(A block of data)
......

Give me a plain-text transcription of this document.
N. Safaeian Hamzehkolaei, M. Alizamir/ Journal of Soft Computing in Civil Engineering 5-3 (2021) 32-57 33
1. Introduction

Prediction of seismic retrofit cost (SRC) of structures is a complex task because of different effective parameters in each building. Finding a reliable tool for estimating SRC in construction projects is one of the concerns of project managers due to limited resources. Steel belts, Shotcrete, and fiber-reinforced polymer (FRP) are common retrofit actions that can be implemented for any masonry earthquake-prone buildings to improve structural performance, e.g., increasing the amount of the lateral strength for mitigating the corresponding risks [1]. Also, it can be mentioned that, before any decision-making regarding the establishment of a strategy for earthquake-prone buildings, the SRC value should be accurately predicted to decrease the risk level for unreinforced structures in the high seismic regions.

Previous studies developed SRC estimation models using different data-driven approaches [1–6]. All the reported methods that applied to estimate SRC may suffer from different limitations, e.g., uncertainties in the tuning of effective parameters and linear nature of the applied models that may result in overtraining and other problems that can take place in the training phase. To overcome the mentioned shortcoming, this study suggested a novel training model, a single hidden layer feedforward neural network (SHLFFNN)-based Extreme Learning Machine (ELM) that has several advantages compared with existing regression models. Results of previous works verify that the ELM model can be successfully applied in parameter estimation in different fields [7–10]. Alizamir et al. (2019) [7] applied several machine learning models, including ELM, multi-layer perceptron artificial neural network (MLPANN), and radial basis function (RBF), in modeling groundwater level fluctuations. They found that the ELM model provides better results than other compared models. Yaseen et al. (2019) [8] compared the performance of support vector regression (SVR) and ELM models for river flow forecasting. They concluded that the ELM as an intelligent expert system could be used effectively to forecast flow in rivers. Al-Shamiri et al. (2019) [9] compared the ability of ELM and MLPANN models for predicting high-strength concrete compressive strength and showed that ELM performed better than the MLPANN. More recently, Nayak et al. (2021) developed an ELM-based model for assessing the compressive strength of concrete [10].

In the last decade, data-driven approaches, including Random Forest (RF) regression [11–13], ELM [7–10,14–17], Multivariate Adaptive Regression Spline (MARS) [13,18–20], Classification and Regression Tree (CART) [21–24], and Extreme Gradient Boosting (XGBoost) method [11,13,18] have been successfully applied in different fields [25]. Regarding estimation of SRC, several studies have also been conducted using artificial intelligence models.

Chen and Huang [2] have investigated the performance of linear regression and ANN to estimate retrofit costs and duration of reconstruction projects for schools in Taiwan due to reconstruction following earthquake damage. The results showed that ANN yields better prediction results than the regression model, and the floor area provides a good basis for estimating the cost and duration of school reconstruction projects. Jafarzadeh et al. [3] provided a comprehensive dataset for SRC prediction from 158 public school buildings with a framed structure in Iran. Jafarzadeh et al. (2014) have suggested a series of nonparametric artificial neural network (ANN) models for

......

▶ **Directions**
Write out the whole listing again, exactly as it stands.

▶ **Output for this exercise**
Give me a plain-text transcription of this document.
N. Safaeian Hamzehkolaei, M. Alizamir/ Journal of Soft Computing in Civil Engineering 5-3 (2021) 32-57 33
1. Introduction

Prediction of seismic retrofit cost (SRC) of structures is a complex task because of different effective parameters in each building. Finding a reliable tool for estimating SRC in construction projects is one of the concerns of project managers due to limited resources. Steel belts, Shotcrete, and fiber-reinforced polymer (FRP) are common retrofit actions that can be implemented for any masonry earthquake-prone buildings to improve structural performance, e.g., increasing the amount of the lateral strength for mitigating the corresponding risks [1]. Also, it can be mentioned that, before any decision-making regarding the establishment of a strategy for earthquake-prone buildings, the SRC value should be accurately predicted to decrease the risk level for unreinforced structures in the high seismic regions.

Previous studies developed SRC estimation models using different data-driven approaches [1–6]. All the reported methods that applied to estimate SRC may suffer from different limitations, e.g., uncertainties in the tuning of effective parameters and linear nature of the applied models that may result in overtraining and other problems that can take place in the training phase. To overcome the mentioned shortcoming, this study suggested a novel training model, a single hidden layer feedforward neural network (SHLFFNN)-based Extreme Learning Machine (ELM) that has several advantages compared with existing regression models. Results of previous works verify that the ELM model can be successfully applied in parameter estimation in different fields [7–10]. Alizamir et al. (2019) [7] applied several machine learning models, including ELM, multi-layer perceptron artificial neural network (MLPANN), and radial basis function (RBF), in modeling groundwater level fluctuations. They found that the ELM model provides better results than other compared models. Yaseen et al. (2019) [8] compared the performance of support vector regression (SVR) and ELM models for river flow forecasting. They concluded that the ELM as an intelligent expert system could be used effectively to forecast flow in rivers. Al-Shamiri et al. (2019) [9] compared the ability of ELM and MLPANN models for predicting high-strength concrete compressive strength and showed that ELM performed better than the MLPANN. More recently, Nayak et al. (2021) developed an ELM-based model for assessing the compressive strength of concrete [10].

In the last decade, data-driven approaches, including Random Forest (RF) regression [11–13], ELM [7–10,14–17], Multivariate Adaptive Regression Spline (MARS) [13,18–20], Classification and Regression Tree (CART) [21–24], and Extreme Gradient Boosting (XGBoost) method [11,13,18] have been successfully applied in different fields [25]. Regarding estimation of SRC, several studies have also been conducted using artificial intelligence models.

Chen and Huang [2] have investigated the performance of linear regression and ANN to estimate retrofit costs and duration of reconstruction projects for schools in Taiwan due to reconstruction following earthquake damage. The results showed that ANN yields better prediction results than the regression model, and the floor area provides a good basis for estimating the cost and duration of school reconstruction projects. Jafarzadeh et al. [3] provided a comprehensive dataset for SRC prediction from 158 public school buildings with a framed structure in Iran. Jafarzadeh et al. (2014) have suggested a series of nonparametric artificial neural network (ANN) models for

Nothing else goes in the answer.